_Data items:_

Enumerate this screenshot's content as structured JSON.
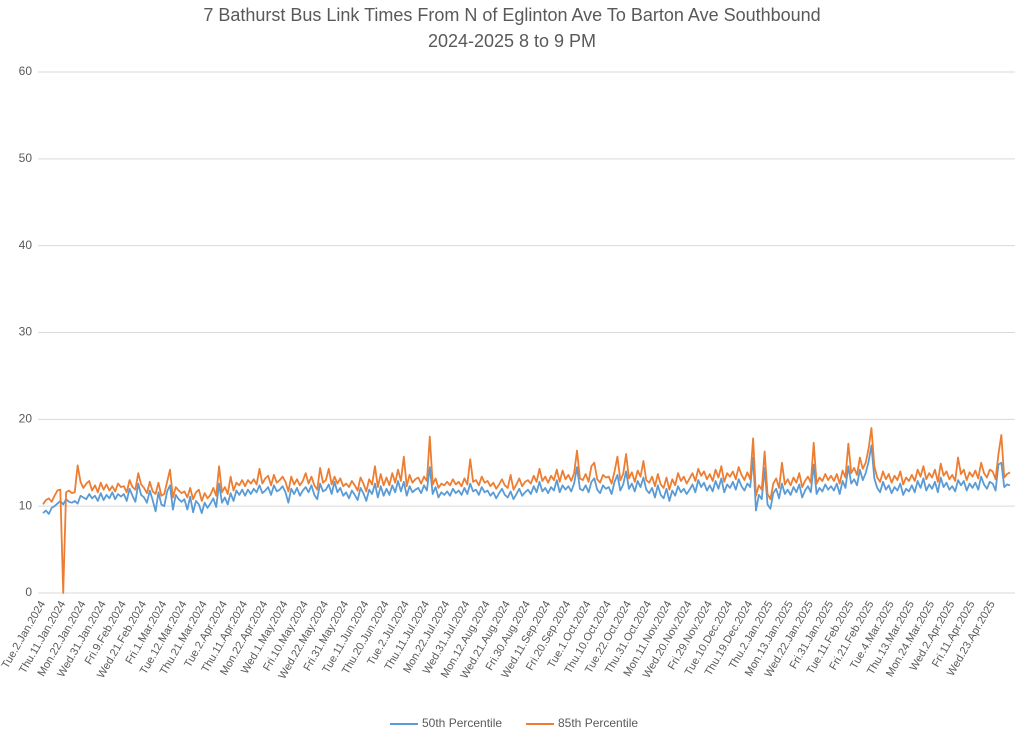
{
  "chart_data": {
    "type": "line",
    "title": "7 Bathurst Bus Link Times From N of Eglinton Ave To Barton Ave Southbound",
    "subtitle": "2024-2025 8 to 9 PM",
    "ylim": [
      0,
      60
    ],
    "yticks": [
      0,
      10,
      20,
      30,
      40,
      50,
      60
    ],
    "grid": true,
    "legend": "bottom",
    "categories": [
      "Tue.2.Jan.2024",
      null,
      null,
      null,
      null,
      null,
      null,
      "Thu.11.Jan.2024",
      null,
      null,
      null,
      null,
      null,
      null,
      "Mon.22.Jan.2024",
      null,
      null,
      null,
      null,
      null,
      null,
      "Wed.31.Jan.2024",
      null,
      null,
      null,
      null,
      null,
      null,
      "Fri.9.Feb.2024",
      null,
      null,
      null,
      null,
      null,
      null,
      "Wed.21.Feb.2024",
      null,
      null,
      null,
      null,
      null,
      null,
      "Fri.1.Mar.2024",
      null,
      null,
      null,
      null,
      null,
      null,
      "Tue.12.Mar.2024",
      null,
      null,
      null,
      null,
      null,
      null,
      "Thu.21.Mar.2024",
      null,
      null,
      null,
      null,
      null,
      null,
      "Tue.2.Apr.2024",
      null,
      null,
      null,
      null,
      null,
      null,
      "Thu.11.Apr.2024",
      null,
      null,
      null,
      null,
      null,
      null,
      "Mon.22.Apr.2024",
      null,
      null,
      null,
      null,
      null,
      null,
      "Wed.1.May.2024",
      null,
      null,
      null,
      null,
      null,
      null,
      "Fri.10.May.2024",
      null,
      null,
      null,
      null,
      null,
      null,
      "Wed.22.May.2024",
      null,
      null,
      null,
      null,
      null,
      null,
      "Fri.31.May.2024",
      null,
      null,
      null,
      null,
      null,
      null,
      "Tue.11.Jun.2024",
      null,
      null,
      null,
      null,
      null,
      null,
      "Thu.20.Jun.2024",
      null,
      null,
      null,
      null,
      null,
      null,
      "Tue.2.Jul.2024",
      null,
      null,
      null,
      null,
      null,
      null,
      "Thu.11.Jul.2024",
      null,
      null,
      null,
      null,
      null,
      null,
      "Mon.22.Jul.2024",
      null,
      null,
      null,
      null,
      null,
      null,
      "Wed.31.Jul.2024",
      null,
      null,
      null,
      null,
      null,
      null,
      "Mon.12.Aug.2024",
      null,
      null,
      null,
      null,
      null,
      null,
      "Wed.21.Aug.2024",
      null,
      null,
      null,
      null,
      null,
      null,
      "Fri.30.Aug.2024",
      null,
      null,
      null,
      null,
      null,
      null,
      "Wed.11.Sep.2024",
      null,
      null,
      null,
      null,
      null,
      null,
      "Fri.20.Sep.2024",
      null,
      null,
      null,
      null,
      null,
      null,
      "Tue.1.Oct.2024",
      null,
      null,
      null,
      null,
      null,
      null,
      "Thu.10.Oct.2024",
      null,
      null,
      null,
      null,
      null,
      null,
      "Tue.22.Oct.2024",
      null,
      null,
      null,
      null,
      null,
      null,
      "Thu.31.Oct.2024",
      null,
      null,
      null,
      null,
      null,
      null,
      "Mon.11.Nov.2024",
      null,
      null,
      null,
      null,
      null,
      null,
      "Wed.20.Nov.2024",
      null,
      null,
      null,
      null,
      null,
      null,
      "Fri.29.Nov.2024",
      null,
      null,
      null,
      null,
      null,
      null,
      "Tue.10.Dec.2024",
      null,
      null,
      null,
      null,
      null,
      null,
      "Thu.19.Dec.2024",
      null,
      null,
      null,
      null,
      null,
      null,
      "Thu.2.Jan.2025",
      null,
      null,
      null,
      null,
      null,
      null,
      "Mon.13.Jan.2025",
      null,
      null,
      null,
      null,
      null,
      null,
      "Wed.22.Jan.2025",
      null,
      null,
      null,
      null,
      null,
      null,
      "Fri.31.Jan.2025",
      null,
      null,
      null,
      null,
      null,
      null,
      "Tue.11.Feb.2025",
      null,
      null,
      null,
      null,
      null,
      null,
      "Fri.21.Feb.2025",
      null,
      null,
      null,
      null,
      null,
      null,
      "Tue.4.Mar.2025",
      null,
      null,
      null,
      null,
      null,
      null,
      "Thu.13.Mar.2025",
      null,
      null,
      null,
      null,
      null,
      null,
      "Mon.24.Mar.2025",
      null,
      null,
      null,
      null,
      null,
      null,
      "Wed.2.Apr.2025",
      null,
      null,
      null,
      null,
      null,
      null,
      "Fri.11.Apr.2025",
      null,
      null,
      null,
      null,
      null,
      null,
      "Wed.23.Apr.2025",
      null,
      null,
      null,
      null,
      null,
      null
    ],
    "series": [
      {
        "name": "50th Percentile",
        "color": "#5b9bd5",
        "values": [
          9.2,
          9.5,
          9.1,
          9.8,
          10.0,
          10.3,
          10.6,
          10.2,
          10.8,
          10.5,
          10.4,
          10.6,
          10.3,
          11.2,
          11.0,
          10.8,
          11.4,
          10.9,
          11.2,
          10.6,
          11.5,
          10.7,
          11.3,
          10.9,
          11.6,
          10.8,
          11.4,
          11.1,
          11.4,
          10.6,
          12.0,
          11.2,
          10.5,
          12.6,
          11.3,
          11.0,
          10.4,
          11.8,
          10.7,
          9.4,
          11.6,
          10.2,
          10.0,
          11.7,
          12.4,
          9.6,
          11.3,
          10.8,
          10.5,
          10.8,
          9.6,
          11.1,
          9.3,
          10.6,
          10.2,
          9.2,
          10.4,
          9.8,
          10.3,
          10.9,
          9.9,
          12.6,
          10.4,
          11.0,
          10.2,
          11.5,
          10.6,
          11.8,
          11.3,
          11.9,
          11.2,
          11.9,
          11.4,
          12.0,
          11.6,
          12.4,
          11.5,
          11.8,
          12.2,
          11.3,
          12.4,
          11.7,
          11.9,
          12.3,
          11.6,
          10.4,
          12.0,
          11.4,
          12.1,
          11.2,
          11.8,
          12.2,
          11.6,
          12.4,
          11.3,
          10.8,
          12.6,
          11.7,
          11.9,
          12.5,
          11.4,
          12.8,
          11.6,
          12.1,
          11.2,
          11.6,
          10.9,
          11.8,
          11.3,
          10.7,
          12.1,
          11.5,
          10.6,
          11.9,
          11.4,
          12.6,
          11.0,
          12.3,
          11.2,
          12.0,
          11.3,
          12.4,
          11.6,
          12.9,
          11.7,
          12.8,
          11.2,
          12.3,
          11.6,
          11.9,
          12.1,
          11.5,
          12.4,
          11.8,
          14.5,
          11.4,
          12.2,
          11.0,
          11.6,
          11.3,
          11.7,
          11.2,
          12.0,
          11.5,
          11.8,
          11.3,
          12.1,
          11.4,
          12.6,
          11.7,
          11.9,
          11.3,
          12.2,
          11.6,
          11.8,
          11.2,
          11.6,
          10.9,
          11.5,
          12.0,
          11.3,
          11.0,
          11.7,
          10.8,
          11.4,
          12.0,
          11.2,
          11.6,
          11.9,
          11.4,
          12.3,
          11.6,
          12.8,
          11.7,
          12.1,
          11.5,
          12.2,
          11.8,
          13.0,
          11.6,
          12.4,
          11.9,
          12.3,
          11.7,
          12.6,
          14.5,
          12.0,
          11.8,
          12.4,
          11.6,
          12.8,
          13.2,
          11.9,
          11.5,
          12.4,
          12.0,
          12.2,
          11.4,
          12.8,
          13.6,
          11.8,
          12.5,
          14.0,
          12.0,
          12.6,
          11.7,
          12.9,
          12.2,
          13.3,
          11.9,
          11.5,
          12.1,
          11.0,
          12.4,
          11.3,
          10.9,
          12.0,
          10.6,
          11.8,
          11.2,
          12.3,
          11.6,
          12.0,
          11.4,
          11.9,
          12.5,
          11.6,
          13.0,
          12.2,
          12.7,
          11.8,
          12.4,
          11.7,
          12.9,
          12.0,
          13.2,
          11.6,
          12.5,
          12.1,
          12.8,
          11.9,
          13.1,
          12.3,
          11.8,
          12.6,
          12.2,
          15.6,
          9.5,
          11.3,
          10.8,
          14.4,
          10.2,
          9.7,
          11.5,
          12.0,
          10.9,
          12.6,
          11.4,
          11.9,
          11.3,
          12.2,
          11.6,
          12.5,
          11.0,
          11.8,
          12.3,
          11.6,
          14.8,
          11.4,
          12.1,
          11.7,
          12.5,
          11.9,
          12.3,
          11.8,
          12.6,
          11.4,
          12.9,
          12.1,
          14.6,
          12.6,
          13.1,
          12.4,
          14.2,
          13.0,
          13.8,
          15.1,
          17.0,
          13.2,
          12.1,
          11.6,
          12.8,
          11.9,
          12.4,
          11.5,
          12.2,
          11.8,
          12.6,
          11.3,
          12.0,
          11.7,
          12.4,
          11.6,
          12.9,
          12.1,
          13.2,
          11.8,
          12.5,
          12.0,
          12.8,
          11.6,
          13.3,
          12.2,
          12.7,
          11.9,
          12.3,
          11.7,
          13.0,
          12.4,
          12.9,
          11.8,
          12.6,
          12.1,
          12.7,
          11.9,
          13.4,
          12.5,
          12.0,
          12.8,
          12.6,
          11.8,
          14.8,
          15.0,
          12.2,
          12.5,
          12.4
        ]
      },
      {
        "name": "85th Percentile",
        "color": "#ed7d31",
        "values": [
          10.2,
          10.7,
          10.9,
          10.5,
          11.2,
          11.8,
          11.9,
          0,
          11.6,
          11.8,
          11.5,
          11.6,
          14.7,
          12.8,
          12.1,
          12.6,
          12.9,
          11.8,
          12.4,
          11.6,
          12.7,
          11.9,
          12.5,
          11.8,
          12.3,
          11.7,
          12.6,
          12.2,
          12.3,
          11.6,
          13.0,
          12.2,
          11.9,
          13.8,
          12.5,
          12.1,
          11.5,
          12.8,
          11.7,
          11.4,
          12.7,
          11.2,
          11.4,
          12.8,
          14.2,
          11.0,
          12.2,
          11.8,
          11.5,
          11.7,
          11.0,
          12.1,
          10.8,
          11.6,
          11.9,
          10.6,
          11.5,
          10.9,
          11.3,
          12.1,
          11.2,
          14.6,
          11.6,
          12.2,
          11.4,
          13.4,
          11.8,
          12.7,
          12.4,
          13.0,
          12.3,
          13.0,
          12.6,
          13.1,
          12.5,
          14.3,
          12.6,
          13.2,
          13.5,
          12.4,
          13.6,
          12.7,
          13.0,
          13.4,
          12.8,
          11.7,
          13.4,
          12.5,
          13.1,
          12.4,
          12.9,
          13.8,
          12.6,
          13.4,
          12.4,
          11.9,
          14.4,
          12.7,
          13.0,
          14.3,
          12.5,
          13.4,
          12.6,
          13.2,
          12.3,
          12.6,
          12.2,
          12.9,
          12.4,
          11.8,
          13.3,
          12.6,
          11.7,
          13.1,
          12.5,
          14.6,
          12.2,
          13.7,
          12.4,
          13.3,
          12.4,
          13.8,
          12.7,
          14.2,
          12.9,
          15.7,
          12.3,
          13.6,
          12.7,
          13.1,
          13.3,
          12.6,
          13.4,
          12.9,
          18.0,
          12.5,
          13.2,
          12.1,
          12.6,
          12.4,
          12.8,
          12.4,
          13.1,
          12.5,
          12.8,
          12.3,
          13.2,
          12.5,
          15.4,
          12.8,
          13.0,
          12.4,
          13.4,
          12.7,
          12.9,
          12.3,
          12.7,
          12.0,
          12.5,
          13.1,
          12.4,
          12.1,
          13.6,
          11.9,
          12.5,
          13.2,
          12.3,
          12.8,
          13.0,
          12.6,
          13.5,
          12.8,
          14.3,
          12.9,
          13.4,
          12.7,
          13.5,
          13.0,
          14.2,
          12.8,
          14.1,
          13.1,
          13.6,
          12.9,
          13.8,
          16.4,
          13.2,
          13.0,
          13.7,
          12.8,
          14.6,
          15.0,
          13.1,
          12.7,
          13.6,
          13.3,
          13.4,
          12.6,
          14.0,
          15.7,
          13.0,
          13.7,
          16.0,
          13.2,
          13.9,
          12.8,
          14.1,
          13.4,
          15.2,
          13.0,
          12.7,
          13.4,
          12.3,
          13.7,
          12.5,
          12.1,
          13.3,
          11.9,
          13.1,
          12.4,
          13.8,
          12.9,
          13.4,
          12.6,
          13.2,
          13.8,
          12.9,
          14.3,
          13.5,
          14.0,
          13.1,
          13.7,
          12.9,
          14.2,
          13.3,
          14.6,
          12.8,
          13.8,
          13.4,
          14.0,
          13.1,
          14.5,
          13.6,
          13.0,
          13.9,
          13.1,
          17.8,
          11.2,
          12.4,
          11.9,
          16.3,
          11.4,
          10.8,
          12.6,
          13.2,
          12.1,
          15.0,
          12.5,
          13.1,
          12.4,
          13.3,
          12.7,
          13.8,
          12.2,
          12.9,
          13.4,
          12.7,
          17.3,
          12.6,
          13.3,
          12.9,
          13.7,
          13.0,
          13.5,
          12.9,
          13.7,
          12.6,
          14.1,
          13.3,
          17.2,
          13.8,
          14.4,
          13.6,
          15.6,
          14.3,
          15.0,
          16.6,
          19.0,
          14.6,
          13.3,
          12.8,
          14.0,
          13.1,
          13.7,
          12.7,
          13.5,
          13.0,
          14.0,
          12.5,
          13.3,
          12.9,
          13.6,
          12.9,
          14.2,
          13.4,
          14.6,
          13.1,
          13.8,
          13.3,
          14.2,
          12.8,
          14.9,
          13.5,
          14.0,
          13.1,
          13.6,
          12.9,
          15.6,
          13.7,
          14.2,
          13.0,
          13.9,
          13.4,
          14.1,
          13.2,
          15.0,
          13.8,
          13.3,
          14.2,
          14.0,
          13.1,
          16.0,
          18.2,
          13.3,
          13.7,
          13.9
        ]
      }
    ]
  }
}
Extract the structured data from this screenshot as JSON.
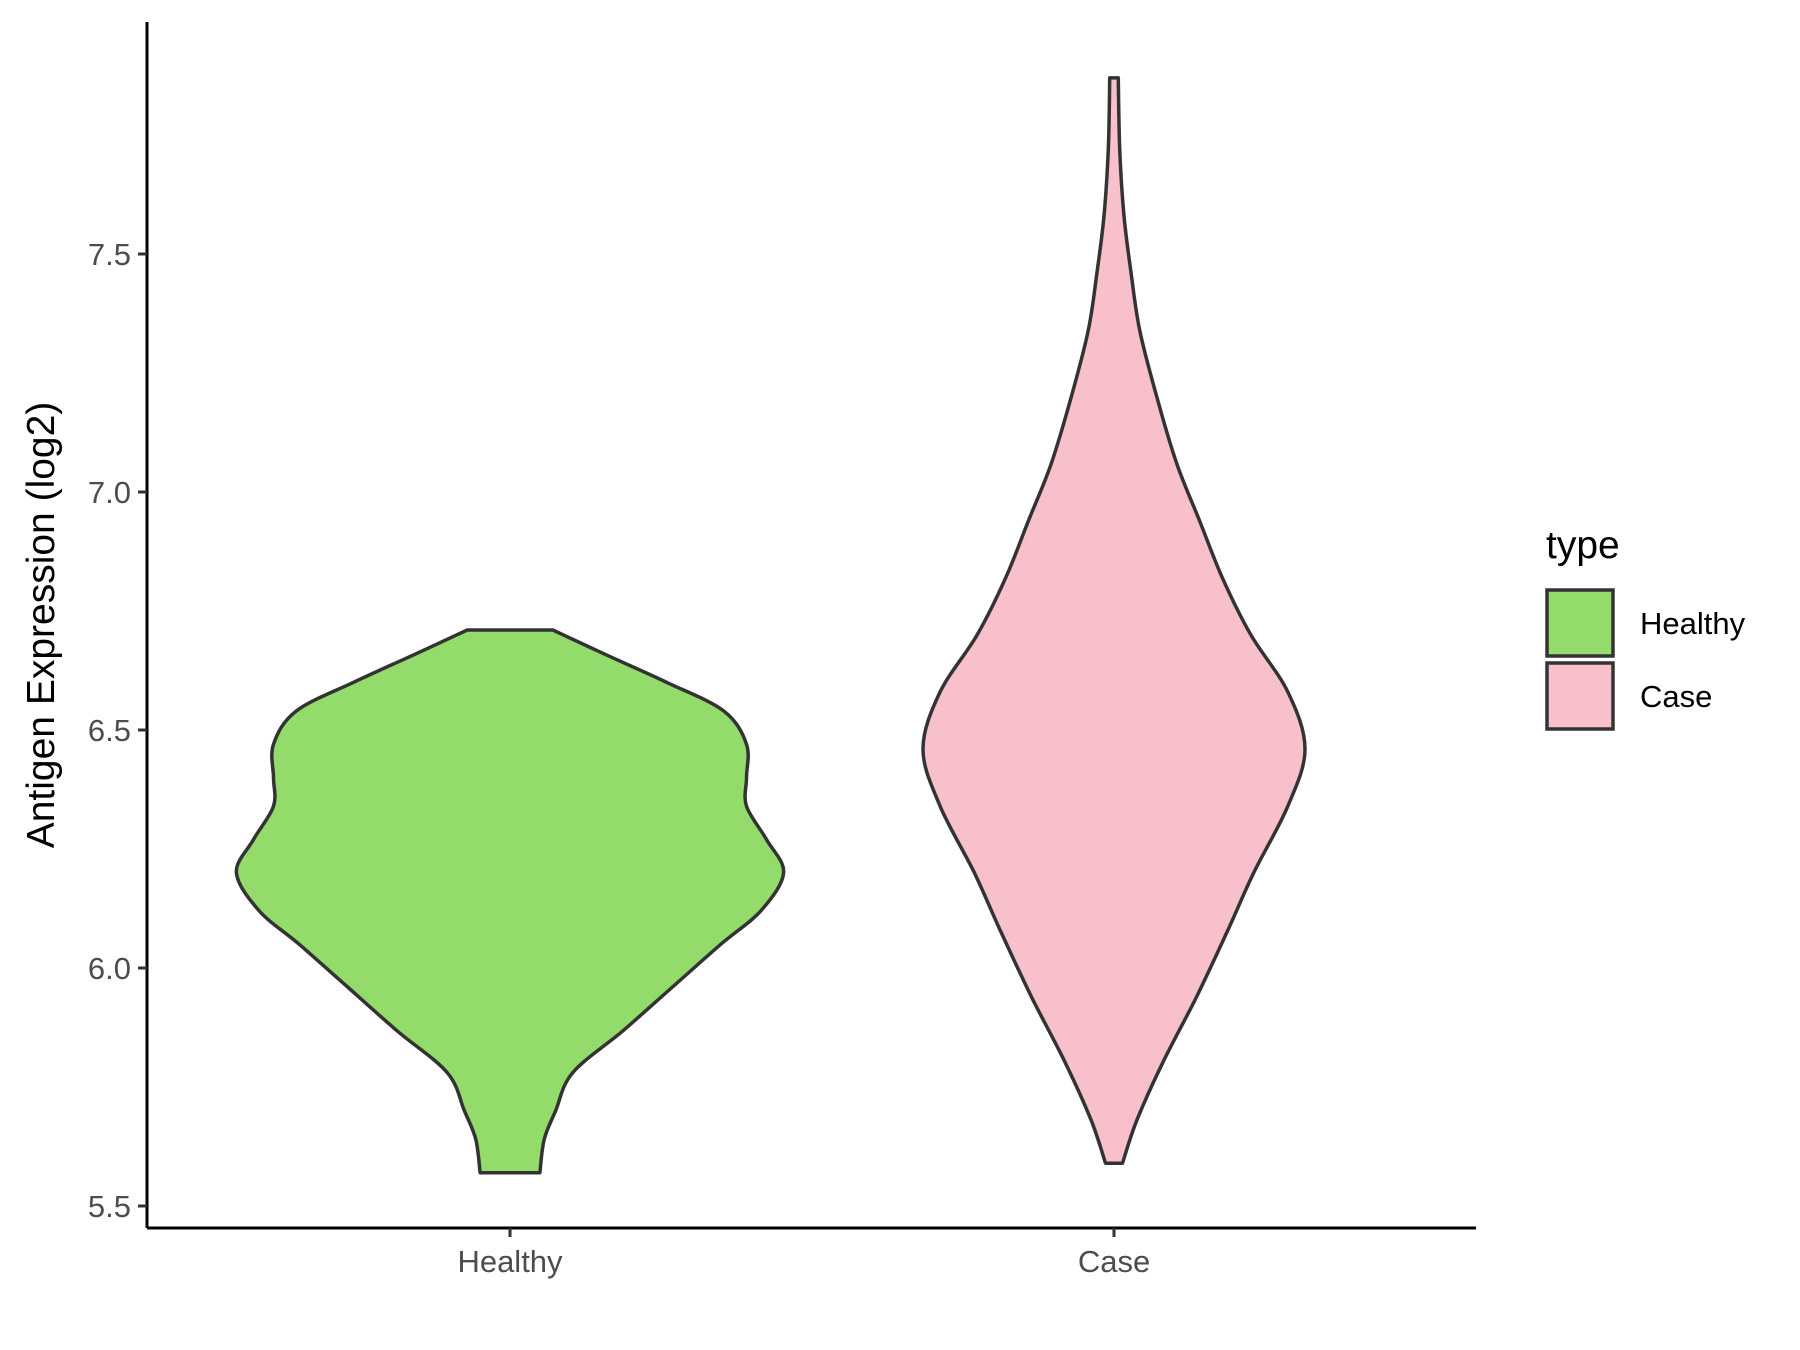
{
  "chart_data": {
    "type": "violin",
    "title": "",
    "xlabel": "",
    "ylabel": "Antigen Expression (log2)",
    "categories": [
      "Healthy",
      "Case"
    ],
    "ylim": [
      5.47,
      7.99
    ],
    "yticks": [
      5.5,
      6.0,
      6.5,
      7.0,
      7.5
    ],
    "ytick_labels": [
      "5.5",
      "6.0",
      "6.5",
      "7.0",
      "7.5"
    ],
    "legend": {
      "title": "type",
      "placement": "right",
      "entries": [
        {
          "label": "Healthy",
          "color": "#93DC6B"
        },
        {
          "label": "Case",
          "color": "#F8C0CB"
        }
      ]
    },
    "series": [
      {
        "category": "Healthy",
        "color": "#93DC6B",
        "min": 5.57,
        "max": 6.71,
        "density": [
          [
            5.57,
            0.105
          ],
          [
            5.64,
            0.12
          ],
          [
            5.7,
            0.16
          ],
          [
            5.78,
            0.22
          ],
          [
            5.87,
            0.4
          ],
          [
            5.96,
            0.57
          ],
          [
            6.05,
            0.74
          ],
          [
            6.12,
            0.88
          ],
          [
            6.2,
            0.96
          ],
          [
            6.27,
            0.9
          ],
          [
            6.34,
            0.83
          ],
          [
            6.4,
            0.83
          ],
          [
            6.47,
            0.83
          ],
          [
            6.54,
            0.75
          ],
          [
            6.6,
            0.55
          ],
          [
            6.66,
            0.33
          ],
          [
            6.71,
            0.15
          ]
        ]
      },
      {
        "category": "Case",
        "color": "#F8C0CB",
        "min": 5.59,
        "max": 7.87,
        "density": [
          [
            5.59,
            0.03
          ],
          [
            5.68,
            0.08
          ],
          [
            5.8,
            0.17
          ],
          [
            5.94,
            0.29
          ],
          [
            6.08,
            0.4
          ],
          [
            6.2,
            0.49
          ],
          [
            6.34,
            0.61
          ],
          [
            6.46,
            0.67
          ],
          [
            6.58,
            0.61
          ],
          [
            6.7,
            0.48
          ],
          [
            6.82,
            0.38
          ],
          [
            6.94,
            0.3
          ],
          [
            7.06,
            0.22
          ],
          [
            7.2,
            0.15
          ],
          [
            7.34,
            0.09
          ],
          [
            7.46,
            0.06
          ],
          [
            7.58,
            0.035
          ],
          [
            7.72,
            0.02
          ],
          [
            7.87,
            0.015
          ]
        ]
      }
    ]
  }
}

_Work instructions:_ Copy each line of the records above that carries the word "color".

_Exercise answer:_
        "color": "#5b9bd5",
        "color": "#ed7d31",
          "color": "#93DC6B"
          "color": "#F8C0CB"
        "color": "#93DC6B",
        "color": "#F8C0CB",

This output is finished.